* Task goal *
Leave out the images; return the rest of the data exactly.
=======
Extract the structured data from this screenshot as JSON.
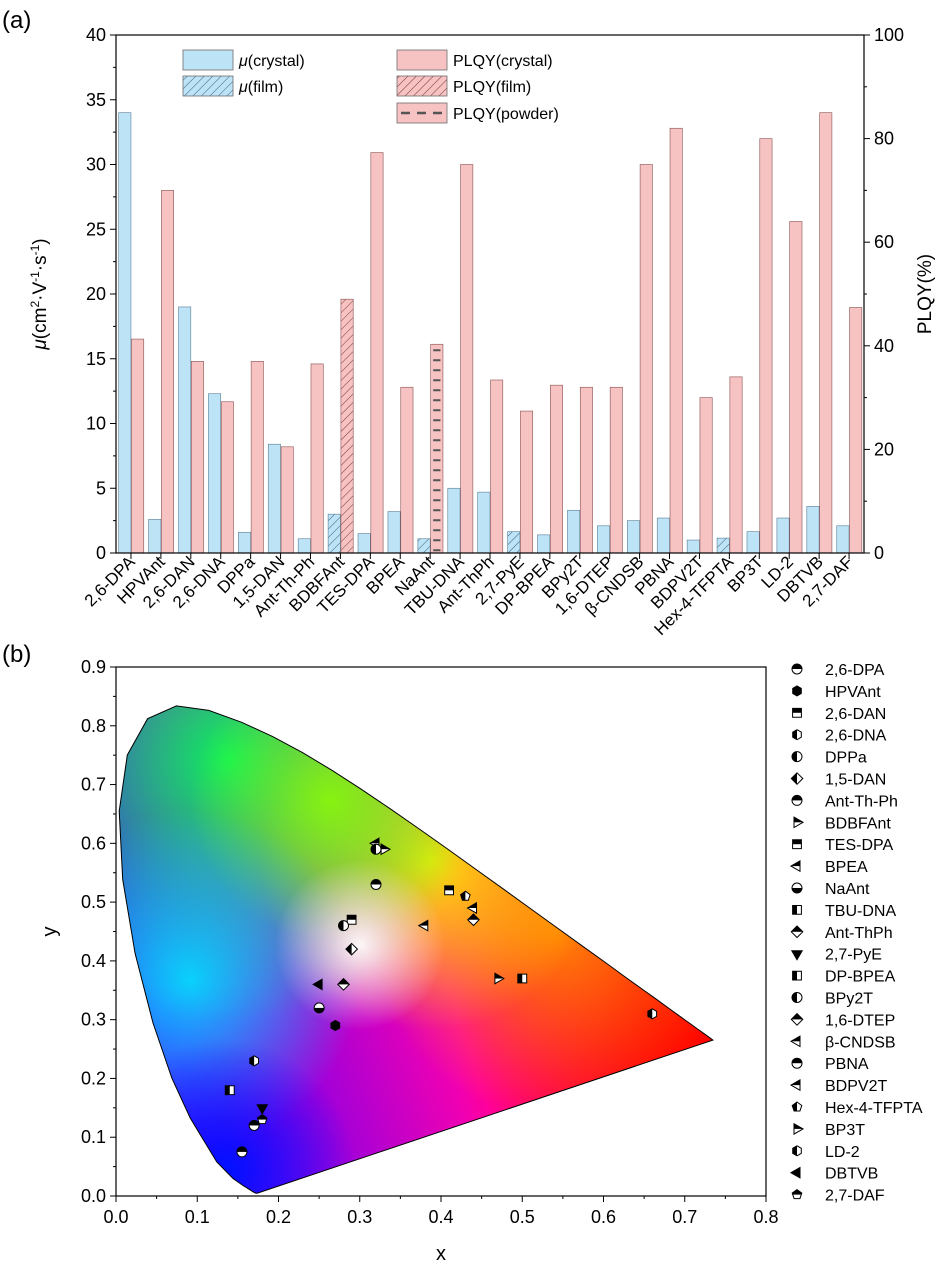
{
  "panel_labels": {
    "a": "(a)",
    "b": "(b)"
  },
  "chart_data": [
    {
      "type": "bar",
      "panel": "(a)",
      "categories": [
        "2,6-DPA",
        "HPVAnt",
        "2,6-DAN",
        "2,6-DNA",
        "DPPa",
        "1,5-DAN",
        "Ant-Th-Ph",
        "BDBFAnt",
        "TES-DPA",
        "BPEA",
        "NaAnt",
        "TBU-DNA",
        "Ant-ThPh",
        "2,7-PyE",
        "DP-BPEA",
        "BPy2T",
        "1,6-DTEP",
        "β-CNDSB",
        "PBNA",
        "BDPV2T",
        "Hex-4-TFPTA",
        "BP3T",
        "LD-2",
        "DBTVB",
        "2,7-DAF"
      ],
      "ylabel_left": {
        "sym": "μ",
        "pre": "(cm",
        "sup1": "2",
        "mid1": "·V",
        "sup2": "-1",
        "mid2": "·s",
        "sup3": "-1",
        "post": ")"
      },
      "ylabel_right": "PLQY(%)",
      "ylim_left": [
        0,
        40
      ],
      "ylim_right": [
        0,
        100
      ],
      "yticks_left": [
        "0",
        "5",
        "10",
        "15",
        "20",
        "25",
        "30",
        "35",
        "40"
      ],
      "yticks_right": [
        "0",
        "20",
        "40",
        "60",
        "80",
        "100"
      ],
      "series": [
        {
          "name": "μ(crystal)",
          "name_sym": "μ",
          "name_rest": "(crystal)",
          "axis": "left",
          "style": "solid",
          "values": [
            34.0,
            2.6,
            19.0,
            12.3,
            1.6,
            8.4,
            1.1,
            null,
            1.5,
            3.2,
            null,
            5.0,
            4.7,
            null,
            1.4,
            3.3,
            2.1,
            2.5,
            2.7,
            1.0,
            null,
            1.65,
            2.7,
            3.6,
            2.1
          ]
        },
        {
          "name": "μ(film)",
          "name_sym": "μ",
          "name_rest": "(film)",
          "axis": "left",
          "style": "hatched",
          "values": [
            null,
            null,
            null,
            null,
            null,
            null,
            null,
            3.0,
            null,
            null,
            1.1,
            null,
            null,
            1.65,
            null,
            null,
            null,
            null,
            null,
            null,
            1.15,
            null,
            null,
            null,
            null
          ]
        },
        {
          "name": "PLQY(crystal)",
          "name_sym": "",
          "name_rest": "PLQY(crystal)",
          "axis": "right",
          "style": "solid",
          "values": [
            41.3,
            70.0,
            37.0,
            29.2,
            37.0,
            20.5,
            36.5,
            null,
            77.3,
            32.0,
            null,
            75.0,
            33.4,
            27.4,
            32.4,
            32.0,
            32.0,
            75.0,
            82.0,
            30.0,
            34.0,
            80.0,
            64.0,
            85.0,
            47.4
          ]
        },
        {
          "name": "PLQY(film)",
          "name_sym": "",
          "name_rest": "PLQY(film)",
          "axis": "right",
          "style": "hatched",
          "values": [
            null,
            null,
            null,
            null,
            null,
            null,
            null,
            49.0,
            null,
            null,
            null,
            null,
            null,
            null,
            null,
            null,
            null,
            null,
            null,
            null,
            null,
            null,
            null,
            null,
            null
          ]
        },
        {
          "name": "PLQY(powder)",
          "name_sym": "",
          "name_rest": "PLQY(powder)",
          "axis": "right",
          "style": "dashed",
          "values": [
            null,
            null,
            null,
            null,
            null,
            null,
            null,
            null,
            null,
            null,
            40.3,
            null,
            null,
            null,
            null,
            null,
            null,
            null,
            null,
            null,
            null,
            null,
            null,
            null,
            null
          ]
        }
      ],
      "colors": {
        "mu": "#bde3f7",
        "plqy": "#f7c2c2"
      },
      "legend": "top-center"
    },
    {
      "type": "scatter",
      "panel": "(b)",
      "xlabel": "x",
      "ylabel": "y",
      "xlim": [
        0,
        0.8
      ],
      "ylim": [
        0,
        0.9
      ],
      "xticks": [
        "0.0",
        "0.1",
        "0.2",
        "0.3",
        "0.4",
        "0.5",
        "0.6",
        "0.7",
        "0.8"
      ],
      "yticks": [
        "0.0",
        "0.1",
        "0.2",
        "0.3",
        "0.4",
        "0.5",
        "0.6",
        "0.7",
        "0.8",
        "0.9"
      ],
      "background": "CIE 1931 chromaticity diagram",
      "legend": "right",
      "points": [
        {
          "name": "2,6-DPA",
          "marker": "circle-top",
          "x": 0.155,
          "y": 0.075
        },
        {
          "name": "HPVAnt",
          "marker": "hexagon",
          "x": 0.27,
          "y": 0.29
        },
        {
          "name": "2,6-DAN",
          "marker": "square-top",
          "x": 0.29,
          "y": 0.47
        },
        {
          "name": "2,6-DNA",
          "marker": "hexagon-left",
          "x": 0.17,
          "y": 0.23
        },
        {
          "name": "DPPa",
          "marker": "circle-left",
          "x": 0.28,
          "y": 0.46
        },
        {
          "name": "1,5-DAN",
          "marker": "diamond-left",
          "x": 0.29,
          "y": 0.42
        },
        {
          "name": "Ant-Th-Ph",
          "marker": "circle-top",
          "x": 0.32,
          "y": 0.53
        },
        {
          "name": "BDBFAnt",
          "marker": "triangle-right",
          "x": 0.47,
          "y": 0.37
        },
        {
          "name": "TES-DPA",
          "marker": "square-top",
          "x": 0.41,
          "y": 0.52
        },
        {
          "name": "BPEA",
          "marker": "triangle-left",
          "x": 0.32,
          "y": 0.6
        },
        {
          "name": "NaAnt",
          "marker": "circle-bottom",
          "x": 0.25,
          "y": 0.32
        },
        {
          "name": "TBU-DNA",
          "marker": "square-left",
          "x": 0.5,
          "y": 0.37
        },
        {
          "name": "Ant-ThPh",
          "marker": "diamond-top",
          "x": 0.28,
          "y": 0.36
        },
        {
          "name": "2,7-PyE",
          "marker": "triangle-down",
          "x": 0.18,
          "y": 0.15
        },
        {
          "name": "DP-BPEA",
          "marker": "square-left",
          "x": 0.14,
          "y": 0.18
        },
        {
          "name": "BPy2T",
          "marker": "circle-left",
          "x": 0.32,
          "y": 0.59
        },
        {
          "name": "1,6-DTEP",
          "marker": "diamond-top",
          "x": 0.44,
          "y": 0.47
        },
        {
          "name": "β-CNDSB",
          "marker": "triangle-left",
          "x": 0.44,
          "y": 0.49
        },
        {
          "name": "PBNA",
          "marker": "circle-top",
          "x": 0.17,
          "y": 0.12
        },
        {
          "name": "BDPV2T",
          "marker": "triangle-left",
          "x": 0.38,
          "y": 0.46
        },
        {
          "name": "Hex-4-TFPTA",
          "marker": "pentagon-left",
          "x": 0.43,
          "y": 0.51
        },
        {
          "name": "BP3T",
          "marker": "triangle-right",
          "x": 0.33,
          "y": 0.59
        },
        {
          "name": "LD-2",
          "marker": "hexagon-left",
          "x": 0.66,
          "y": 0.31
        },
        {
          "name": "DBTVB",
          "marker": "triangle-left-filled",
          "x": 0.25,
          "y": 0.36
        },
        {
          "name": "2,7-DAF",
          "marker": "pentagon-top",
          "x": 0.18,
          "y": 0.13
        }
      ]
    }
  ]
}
=======
* Output below *
Extract the structured data from this screenshot as JSON.
{
  "panel_labels": {
    "a": "(a)",
    "b": "(b)"
  },
  "chart_data": [
    {
      "type": "bar",
      "panel": "(a)",
      "categories": [
        "2,6-DPA",
        "HPVAnt",
        "2,6-DAN",
        "2,6-DNA",
        "DPPa",
        "1,5-DAN",
        "Ant-Th-Ph",
        "BDBFAnt",
        "TES-DPA",
        "BPEA",
        "NaAnt",
        "TBU-DNA",
        "Ant-ThPh",
        "2,7-PyE",
        "DP-BPEA",
        "BPy2T",
        "1,6-DTEP",
        "β-CNDSB",
        "PBNA",
        "BDPV2T",
        "Hex-4-TFPTA",
        "BP3T",
        "LD-2",
        "DBTVB",
        "2,7-DAF"
      ],
      "ylabel_left": {
        "sym": "μ",
        "pre": "(cm",
        "sup1": "2",
        "mid1": "·V",
        "sup2": "-1",
        "mid2": "·s",
        "sup3": "-1",
        "post": ")"
      },
      "ylabel_right": "PLQY(%)",
      "ylim_left": [
        0,
        40
      ],
      "ylim_right": [
        0,
        100
      ],
      "yticks_left": [
        "0",
        "5",
        "10",
        "15",
        "20",
        "25",
        "30",
        "35",
        "40"
      ],
      "yticks_right": [
        "0",
        "20",
        "40",
        "60",
        "80",
        "100"
      ],
      "series": [
        {
          "name": "μ(crystal)",
          "name_sym": "μ",
          "name_rest": "(crystal)",
          "axis": "left",
          "style": "solid",
          "values": [
            34.0,
            2.6,
            19.0,
            12.3,
            1.6,
            8.4,
            1.1,
            null,
            1.5,
            3.2,
            null,
            5.0,
            4.7,
            null,
            1.4,
            3.3,
            2.1,
            2.5,
            2.7,
            1.0,
            null,
            1.65,
            2.7,
            3.6,
            2.1
          ]
        },
        {
          "name": "μ(film)",
          "name_sym": "μ",
          "name_rest": "(film)",
          "axis": "left",
          "style": "hatched",
          "values": [
            null,
            null,
            null,
            null,
            null,
            null,
            null,
            3.0,
            null,
            null,
            1.1,
            null,
            null,
            1.65,
            null,
            null,
            null,
            null,
            null,
            null,
            1.15,
            null,
            null,
            null,
            null
          ]
        },
        {
          "name": "PLQY(crystal)",
          "name_sym": "",
          "name_rest": "PLQY(crystal)",
          "axis": "right",
          "style": "solid",
          "values": [
            41.3,
            70.0,
            37.0,
            29.2,
            37.0,
            20.5,
            36.5,
            null,
            77.3,
            32.0,
            null,
            75.0,
            33.4,
            27.4,
            32.4,
            32.0,
            32.0,
            75.0,
            82.0,
            30.0,
            34.0,
            80.0,
            64.0,
            85.0,
            47.4
          ]
        },
        {
          "name": "PLQY(film)",
          "name_sym": "",
          "name_rest": "PLQY(film)",
          "axis": "right",
          "style": "hatched",
          "values": [
            null,
            null,
            null,
            null,
            null,
            null,
            null,
            49.0,
            null,
            null,
            null,
            null,
            null,
            null,
            null,
            null,
            null,
            null,
            null,
            null,
            null,
            null,
            null,
            null,
            null
          ]
        },
        {
          "name": "PLQY(powder)",
          "name_sym": "",
          "name_rest": "PLQY(powder)",
          "axis": "right",
          "style": "dashed",
          "values": [
            null,
            null,
            null,
            null,
            null,
            null,
            null,
            null,
            null,
            null,
            40.3,
            null,
            null,
            null,
            null,
            null,
            null,
            null,
            null,
            null,
            null,
            null,
            null,
            null,
            null
          ]
        }
      ],
      "colors": {
        "mu": "#bde3f7",
        "plqy": "#f7c2c2"
      },
      "legend": "top-center"
    },
    {
      "type": "scatter",
      "panel": "(b)",
      "xlabel": "x",
      "ylabel": "y",
      "xlim": [
        0,
        0.8
      ],
      "ylim": [
        0,
        0.9
      ],
      "xticks": [
        "0.0",
        "0.1",
        "0.2",
        "0.3",
        "0.4",
        "0.5",
        "0.6",
        "0.7",
        "0.8"
      ],
      "yticks": [
        "0.0",
        "0.1",
        "0.2",
        "0.3",
        "0.4",
        "0.5",
        "0.6",
        "0.7",
        "0.8",
        "0.9"
      ],
      "background": "CIE 1931 chromaticity diagram",
      "legend": "right",
      "points": [
        {
          "name": "2,6-DPA",
          "marker": "circle-top",
          "x": 0.155,
          "y": 0.075
        },
        {
          "name": "HPVAnt",
          "marker": "hexagon",
          "x": 0.27,
          "y": 0.29
        },
        {
          "name": "2,6-DAN",
          "marker": "square-top",
          "x": 0.29,
          "y": 0.47
        },
        {
          "name": "2,6-DNA",
          "marker": "hexagon-left",
          "x": 0.17,
          "y": 0.23
        },
        {
          "name": "DPPa",
          "marker": "circle-left",
          "x": 0.28,
          "y": 0.46
        },
        {
          "name": "1,5-DAN",
          "marker": "diamond-left",
          "x": 0.29,
          "y": 0.42
        },
        {
          "name": "Ant-Th-Ph",
          "marker": "circle-top",
          "x": 0.32,
          "y": 0.53
        },
        {
          "name": "BDBFAnt",
          "marker": "triangle-right",
          "x": 0.47,
          "y": 0.37
        },
        {
          "name": "TES-DPA",
          "marker": "square-top",
          "x": 0.41,
          "y": 0.52
        },
        {
          "name": "BPEA",
          "marker": "triangle-left",
          "x": 0.32,
          "y": 0.6
        },
        {
          "name": "NaAnt",
          "marker": "circle-bottom",
          "x": 0.25,
          "y": 0.32
        },
        {
          "name": "TBU-DNA",
          "marker": "square-left",
          "x": 0.5,
          "y": 0.37
        },
        {
          "name": "Ant-ThPh",
          "marker": "diamond-top",
          "x": 0.28,
          "y": 0.36
        },
        {
          "name": "2,7-PyE",
          "marker": "triangle-down",
          "x": 0.18,
          "y": 0.15
        },
        {
          "name": "DP-BPEA",
          "marker": "square-left",
          "x": 0.14,
          "y": 0.18
        },
        {
          "name": "BPy2T",
          "marker": "circle-left",
          "x": 0.32,
          "y": 0.59
        },
        {
          "name": "1,6-DTEP",
          "marker": "diamond-top",
          "x": 0.44,
          "y": 0.47
        },
        {
          "name": "β-CNDSB",
          "marker": "triangle-left",
          "x": 0.44,
          "y": 0.49
        },
        {
          "name": "PBNA",
          "marker": "circle-top",
          "x": 0.17,
          "y": 0.12
        },
        {
          "name": "BDPV2T",
          "marker": "triangle-left",
          "x": 0.38,
          "y": 0.46
        },
        {
          "name": "Hex-4-TFPTA",
          "marker": "pentagon-left",
          "x": 0.43,
          "y": 0.51
        },
        {
          "name": "BP3T",
          "marker": "triangle-right",
          "x": 0.33,
          "y": 0.59
        },
        {
          "name": "LD-2",
          "marker": "hexagon-left",
          "x": 0.66,
          "y": 0.31
        },
        {
          "name": "DBTVB",
          "marker": "triangle-left-filled",
          "x": 0.25,
          "y": 0.36
        },
        {
          "name": "2,7-DAF",
          "marker": "pentagon-top",
          "x": 0.18,
          "y": 0.13
        }
      ]
    }
  ]
}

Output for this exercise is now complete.